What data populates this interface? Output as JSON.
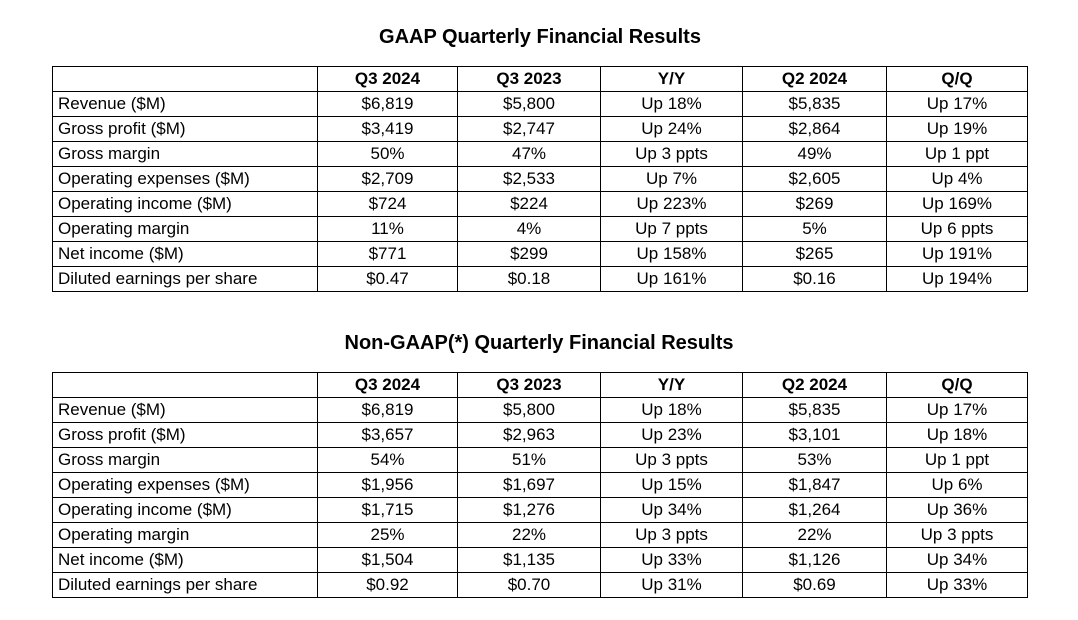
{
  "gaap": {
    "title": "GAAP Quarterly Financial Results",
    "headers": [
      "",
      "Q3 2024",
      "Q3 2023",
      "Y/Y",
      "Q2 2024",
      "Q/Q"
    ],
    "rows": [
      {
        "label": "Revenue ($M)",
        "values": [
          "$6,819",
          "$5,800",
          "Up 18%",
          "$5,835",
          "Up 17%"
        ]
      },
      {
        "label": "Gross profit ($M)",
        "values": [
          "$3,419",
          "$2,747",
          "Up 24%",
          "$2,864",
          "Up 19%"
        ]
      },
      {
        "label": "Gross margin",
        "values": [
          "50%",
          "47%",
          "Up 3 ppts",
          "49%",
          "Up 1 ppt"
        ]
      },
      {
        "label": "Operating expenses ($M)",
        "values": [
          "$2,709",
          "$2,533",
          "Up 7%",
          "$2,605",
          "Up 4%"
        ]
      },
      {
        "label": "Operating income ($M)",
        "values": [
          "$724",
          "$224",
          "Up 223%",
          "$269",
          "Up 169%"
        ]
      },
      {
        "label": "Operating margin",
        "values": [
          "11%",
          "4%",
          "Up 7 ppts",
          "5%",
          "Up 6 ppts"
        ]
      },
      {
        "label": "Net income ($M)",
        "values": [
          "$771",
          "$299",
          "Up 158%",
          "$265",
          "Up 191%"
        ]
      },
      {
        "label": "Diluted earnings per share",
        "values": [
          "$0.47",
          "$0.18",
          "Up 161%",
          "$0.16",
          "Up 194%"
        ]
      }
    ]
  },
  "non_gaap": {
    "title": "Non-GAAP(*) Quarterly Financial Results",
    "headers": [
      "",
      "Q3 2024",
      "Q3 2023",
      "Y/Y",
      "Q2 2024",
      "Q/Q"
    ],
    "rows": [
      {
        "label": "Revenue ($M)",
        "values": [
          "$6,819",
          "$5,800",
          "Up 18%",
          "$5,835",
          "Up 17%"
        ]
      },
      {
        "label": "Gross profit ($M)",
        "values": [
          "$3,657",
          "$2,963",
          "Up 23%",
          "$3,101",
          "Up 18%"
        ]
      },
      {
        "label": "Gross margin",
        "values": [
          "54%",
          "51%",
          "Up 3 ppts",
          "53%",
          "Up 1 ppt"
        ]
      },
      {
        "label": "Operating expenses ($M)",
        "values": [
          "$1,956",
          "$1,697",
          "Up 15%",
          "$1,847",
          "Up 6%"
        ]
      },
      {
        "label": "Operating income ($M)",
        "values": [
          "$1,715",
          "$1,276",
          "Up 34%",
          "$1,264",
          "Up 36%"
        ]
      },
      {
        "label": "Operating margin",
        "values": [
          "25%",
          "22%",
          "Up 3 ppts",
          "22%",
          "Up 3 ppts"
        ]
      },
      {
        "label": "Net income ($M)",
        "values": [
          "$1,504",
          "$1,135",
          "Up 33%",
          "$1,126",
          "Up 34%"
        ]
      },
      {
        "label": "Diluted earnings per share",
        "values": [
          "$0.92",
          "$0.70",
          "Up 31%",
          "$0.69",
          "Up 33%"
        ]
      }
    ]
  }
}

◆ ◆ ◆ ◆ ◆ ◆ ◆

• **WHAT YOU ARE ASKED TO DO**
Reproduce the material above in full, exactly, with no images.

• **COMPLETE ANSWER**
What data populates this interface? Output as JSON.
{
  "gaap": {
    "title": "GAAP Quarterly Financial Results",
    "headers": [
      "",
      "Q3 2024",
      "Q3 2023",
      "Y/Y",
      "Q2 2024",
      "Q/Q"
    ],
    "rows": [
      {
        "label": "Revenue ($M)",
        "values": [
          "$6,819",
          "$5,800",
          "Up 18%",
          "$5,835",
          "Up 17%"
        ]
      },
      {
        "label": "Gross profit ($M)",
        "values": [
          "$3,419",
          "$2,747",
          "Up 24%",
          "$2,864",
          "Up 19%"
        ]
      },
      {
        "label": "Gross margin",
        "values": [
          "50%",
          "47%",
          "Up 3 ppts",
          "49%",
          "Up 1 ppt"
        ]
      },
      {
        "label": "Operating expenses ($M)",
        "values": [
          "$2,709",
          "$2,533",
          "Up 7%",
          "$2,605",
          "Up 4%"
        ]
      },
      {
        "label": "Operating income ($M)",
        "values": [
          "$724",
          "$224",
          "Up 223%",
          "$269",
          "Up 169%"
        ]
      },
      {
        "label": "Operating margin",
        "values": [
          "11%",
          "4%",
          "Up 7 ppts",
          "5%",
          "Up 6 ppts"
        ]
      },
      {
        "label": "Net income ($M)",
        "values": [
          "$771",
          "$299",
          "Up 158%",
          "$265",
          "Up 191%"
        ]
      },
      {
        "label": "Diluted earnings per share",
        "values": [
          "$0.47",
          "$0.18",
          "Up 161%",
          "$0.16",
          "Up 194%"
        ]
      }
    ]
  },
  "non_gaap": {
    "title": "Non-GAAP(*) Quarterly Financial Results",
    "headers": [
      "",
      "Q3 2024",
      "Q3 2023",
      "Y/Y",
      "Q2 2024",
      "Q/Q"
    ],
    "rows": [
      {
        "label": "Revenue ($M)",
        "values": [
          "$6,819",
          "$5,800",
          "Up 18%",
          "$5,835",
          "Up 17%"
        ]
      },
      {
        "label": "Gross profit ($M)",
        "values": [
          "$3,657",
          "$2,963",
          "Up 23%",
          "$3,101",
          "Up 18%"
        ]
      },
      {
        "label": "Gross margin",
        "values": [
          "54%",
          "51%",
          "Up 3 ppts",
          "53%",
          "Up 1 ppt"
        ]
      },
      {
        "label": "Operating expenses ($M)",
        "values": [
          "$1,956",
          "$1,697",
          "Up 15%",
          "$1,847",
          "Up 6%"
        ]
      },
      {
        "label": "Operating income ($M)",
        "values": [
          "$1,715",
          "$1,276",
          "Up 34%",
          "$1,264",
          "Up 36%"
        ]
      },
      {
        "label": "Operating margin",
        "values": [
          "25%",
          "22%",
          "Up 3 ppts",
          "22%",
          "Up 3 ppts"
        ]
      },
      {
        "label": "Net income ($M)",
        "values": [
          "$1,504",
          "$1,135",
          "Up 33%",
          "$1,126",
          "Up 34%"
        ]
      },
      {
        "label": "Diluted earnings per share",
        "values": [
          "$0.92",
          "$0.70",
          "Up 31%",
          "$0.69",
          "Up 33%"
        ]
      }
    ]
  }
}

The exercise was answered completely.